= Dataset entries =
___

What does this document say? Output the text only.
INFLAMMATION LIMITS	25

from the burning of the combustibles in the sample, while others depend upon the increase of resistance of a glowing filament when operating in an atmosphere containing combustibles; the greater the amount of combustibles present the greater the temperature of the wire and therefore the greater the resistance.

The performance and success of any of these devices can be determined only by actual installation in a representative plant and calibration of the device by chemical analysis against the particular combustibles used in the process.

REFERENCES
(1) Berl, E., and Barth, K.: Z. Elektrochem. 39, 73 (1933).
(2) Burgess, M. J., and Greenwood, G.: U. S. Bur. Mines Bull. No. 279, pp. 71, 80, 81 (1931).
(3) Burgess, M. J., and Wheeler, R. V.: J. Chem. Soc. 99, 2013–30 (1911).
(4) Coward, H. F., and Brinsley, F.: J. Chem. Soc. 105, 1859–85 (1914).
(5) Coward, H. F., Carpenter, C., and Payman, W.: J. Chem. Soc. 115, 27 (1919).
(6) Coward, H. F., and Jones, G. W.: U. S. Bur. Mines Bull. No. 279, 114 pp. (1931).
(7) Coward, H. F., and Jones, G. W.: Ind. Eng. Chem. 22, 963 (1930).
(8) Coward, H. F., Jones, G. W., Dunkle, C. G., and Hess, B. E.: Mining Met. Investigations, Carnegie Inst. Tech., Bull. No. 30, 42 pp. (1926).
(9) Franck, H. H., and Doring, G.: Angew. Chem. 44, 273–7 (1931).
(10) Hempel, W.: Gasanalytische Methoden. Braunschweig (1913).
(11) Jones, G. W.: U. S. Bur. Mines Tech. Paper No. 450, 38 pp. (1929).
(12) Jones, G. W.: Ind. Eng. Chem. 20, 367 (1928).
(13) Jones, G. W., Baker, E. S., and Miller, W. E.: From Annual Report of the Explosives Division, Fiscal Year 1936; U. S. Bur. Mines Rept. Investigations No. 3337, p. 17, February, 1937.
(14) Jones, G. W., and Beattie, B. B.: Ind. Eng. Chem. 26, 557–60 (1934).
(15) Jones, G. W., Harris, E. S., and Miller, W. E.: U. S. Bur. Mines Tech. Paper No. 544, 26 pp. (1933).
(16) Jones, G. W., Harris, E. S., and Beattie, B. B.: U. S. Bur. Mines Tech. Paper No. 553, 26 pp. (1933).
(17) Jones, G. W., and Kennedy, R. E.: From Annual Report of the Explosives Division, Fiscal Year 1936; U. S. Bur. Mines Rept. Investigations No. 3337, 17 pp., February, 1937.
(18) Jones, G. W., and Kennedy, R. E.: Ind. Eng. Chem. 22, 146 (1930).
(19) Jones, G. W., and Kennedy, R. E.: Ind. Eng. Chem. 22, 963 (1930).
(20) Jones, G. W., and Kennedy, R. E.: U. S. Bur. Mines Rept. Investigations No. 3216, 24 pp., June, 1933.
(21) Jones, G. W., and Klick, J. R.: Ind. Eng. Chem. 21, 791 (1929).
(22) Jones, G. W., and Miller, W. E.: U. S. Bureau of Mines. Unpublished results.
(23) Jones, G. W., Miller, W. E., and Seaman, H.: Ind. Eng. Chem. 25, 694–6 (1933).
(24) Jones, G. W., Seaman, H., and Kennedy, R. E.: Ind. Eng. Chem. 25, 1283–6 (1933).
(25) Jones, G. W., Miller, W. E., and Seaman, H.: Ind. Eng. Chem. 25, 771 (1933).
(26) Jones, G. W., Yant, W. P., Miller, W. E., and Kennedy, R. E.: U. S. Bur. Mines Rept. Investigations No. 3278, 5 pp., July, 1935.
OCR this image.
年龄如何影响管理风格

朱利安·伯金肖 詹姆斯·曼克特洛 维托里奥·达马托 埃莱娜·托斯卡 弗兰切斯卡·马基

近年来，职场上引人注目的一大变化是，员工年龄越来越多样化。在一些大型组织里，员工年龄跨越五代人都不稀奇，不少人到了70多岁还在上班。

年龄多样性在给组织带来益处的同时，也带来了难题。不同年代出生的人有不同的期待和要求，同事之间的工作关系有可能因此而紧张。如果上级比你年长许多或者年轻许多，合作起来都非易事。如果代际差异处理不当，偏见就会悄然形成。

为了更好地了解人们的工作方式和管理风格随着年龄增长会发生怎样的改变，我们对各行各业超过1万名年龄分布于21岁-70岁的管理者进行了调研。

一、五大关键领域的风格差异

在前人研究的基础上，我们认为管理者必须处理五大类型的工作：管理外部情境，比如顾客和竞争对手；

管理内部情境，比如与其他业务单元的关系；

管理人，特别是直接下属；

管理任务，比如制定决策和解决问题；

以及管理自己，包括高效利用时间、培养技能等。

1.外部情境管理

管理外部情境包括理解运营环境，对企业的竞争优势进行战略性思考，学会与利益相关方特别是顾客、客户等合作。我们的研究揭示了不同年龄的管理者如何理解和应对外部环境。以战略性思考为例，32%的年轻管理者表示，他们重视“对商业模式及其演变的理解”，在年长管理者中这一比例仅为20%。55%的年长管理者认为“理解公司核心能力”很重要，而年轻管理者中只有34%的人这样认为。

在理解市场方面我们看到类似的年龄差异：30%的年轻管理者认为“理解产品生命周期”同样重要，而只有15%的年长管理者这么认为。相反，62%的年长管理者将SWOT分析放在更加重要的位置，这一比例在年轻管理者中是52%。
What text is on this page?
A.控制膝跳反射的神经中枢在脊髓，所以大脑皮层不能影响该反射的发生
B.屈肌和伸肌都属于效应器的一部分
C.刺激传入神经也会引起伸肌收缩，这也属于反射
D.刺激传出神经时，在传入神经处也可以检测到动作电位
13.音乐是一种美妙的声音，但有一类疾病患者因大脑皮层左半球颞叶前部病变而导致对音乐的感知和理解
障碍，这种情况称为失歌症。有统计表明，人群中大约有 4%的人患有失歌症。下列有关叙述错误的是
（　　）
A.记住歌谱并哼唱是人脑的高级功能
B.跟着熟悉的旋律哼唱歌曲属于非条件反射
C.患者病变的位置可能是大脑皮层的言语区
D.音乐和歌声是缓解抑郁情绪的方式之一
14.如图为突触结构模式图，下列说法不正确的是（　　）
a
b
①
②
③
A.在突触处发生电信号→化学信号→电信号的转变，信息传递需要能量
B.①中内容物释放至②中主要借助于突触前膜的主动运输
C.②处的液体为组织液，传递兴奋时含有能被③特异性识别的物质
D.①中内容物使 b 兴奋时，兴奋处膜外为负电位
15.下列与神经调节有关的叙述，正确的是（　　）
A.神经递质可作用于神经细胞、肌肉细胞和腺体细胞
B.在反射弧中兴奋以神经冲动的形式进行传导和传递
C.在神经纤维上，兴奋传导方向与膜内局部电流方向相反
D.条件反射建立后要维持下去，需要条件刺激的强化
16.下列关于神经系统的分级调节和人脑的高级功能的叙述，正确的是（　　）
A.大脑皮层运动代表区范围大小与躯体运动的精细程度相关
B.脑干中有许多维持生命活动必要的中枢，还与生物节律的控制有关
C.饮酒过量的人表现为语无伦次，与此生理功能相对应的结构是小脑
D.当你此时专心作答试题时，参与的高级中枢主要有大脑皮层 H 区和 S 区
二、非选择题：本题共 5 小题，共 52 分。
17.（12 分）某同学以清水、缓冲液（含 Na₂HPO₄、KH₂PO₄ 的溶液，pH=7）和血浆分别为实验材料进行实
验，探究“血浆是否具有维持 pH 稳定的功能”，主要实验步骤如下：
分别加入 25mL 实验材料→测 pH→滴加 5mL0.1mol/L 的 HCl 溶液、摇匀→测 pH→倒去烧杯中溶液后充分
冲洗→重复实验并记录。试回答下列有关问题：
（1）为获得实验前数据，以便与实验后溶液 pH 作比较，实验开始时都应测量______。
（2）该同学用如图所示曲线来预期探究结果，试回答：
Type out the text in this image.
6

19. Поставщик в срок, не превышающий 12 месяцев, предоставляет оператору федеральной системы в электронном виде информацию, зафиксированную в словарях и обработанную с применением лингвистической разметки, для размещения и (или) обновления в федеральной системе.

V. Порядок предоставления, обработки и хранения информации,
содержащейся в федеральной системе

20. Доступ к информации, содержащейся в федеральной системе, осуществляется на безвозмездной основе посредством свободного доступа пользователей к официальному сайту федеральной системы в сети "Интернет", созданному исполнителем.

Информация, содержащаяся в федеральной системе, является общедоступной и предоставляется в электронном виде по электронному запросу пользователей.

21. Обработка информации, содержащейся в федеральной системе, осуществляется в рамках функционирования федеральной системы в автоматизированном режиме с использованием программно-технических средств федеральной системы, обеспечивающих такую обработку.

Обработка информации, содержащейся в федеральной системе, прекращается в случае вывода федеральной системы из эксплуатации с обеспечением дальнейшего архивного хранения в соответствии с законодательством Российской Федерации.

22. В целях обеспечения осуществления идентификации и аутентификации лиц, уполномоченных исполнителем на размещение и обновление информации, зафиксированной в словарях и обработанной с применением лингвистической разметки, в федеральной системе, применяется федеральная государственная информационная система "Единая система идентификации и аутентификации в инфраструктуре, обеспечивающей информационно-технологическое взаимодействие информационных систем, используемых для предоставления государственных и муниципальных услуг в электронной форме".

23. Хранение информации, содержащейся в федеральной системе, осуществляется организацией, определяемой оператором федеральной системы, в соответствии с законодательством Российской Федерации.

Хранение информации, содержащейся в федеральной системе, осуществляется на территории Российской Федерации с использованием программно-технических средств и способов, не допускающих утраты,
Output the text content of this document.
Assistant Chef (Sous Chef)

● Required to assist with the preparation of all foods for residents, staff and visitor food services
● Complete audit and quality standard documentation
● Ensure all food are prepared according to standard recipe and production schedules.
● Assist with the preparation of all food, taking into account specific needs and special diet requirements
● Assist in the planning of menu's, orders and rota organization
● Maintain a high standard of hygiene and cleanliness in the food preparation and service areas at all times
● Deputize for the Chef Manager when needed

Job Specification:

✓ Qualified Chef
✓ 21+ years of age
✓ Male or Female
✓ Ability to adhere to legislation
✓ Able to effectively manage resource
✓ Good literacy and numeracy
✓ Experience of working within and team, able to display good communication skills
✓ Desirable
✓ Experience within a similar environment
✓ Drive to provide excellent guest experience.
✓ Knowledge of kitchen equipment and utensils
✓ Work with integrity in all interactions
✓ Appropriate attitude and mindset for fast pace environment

___

= Task description =
Identify and list each line with the word "Annual".

= Full output =
(13) Jones, G. W., Baker, E. S., and Miller, W. E.: From Annual Report of the Explosives Division, Fiscal Year 1936; U. S. Bur. Mines Rept. Investigations No. 3337, p. 17, February, 1937.
(17) Jones, G. W., and Kennedy, R. E.: From Annual Report of the Explosives Division, Fiscal Year 1936; U. S. Bur. Mines Rept. Investigations No. 3337, 17 pp., February, 1937.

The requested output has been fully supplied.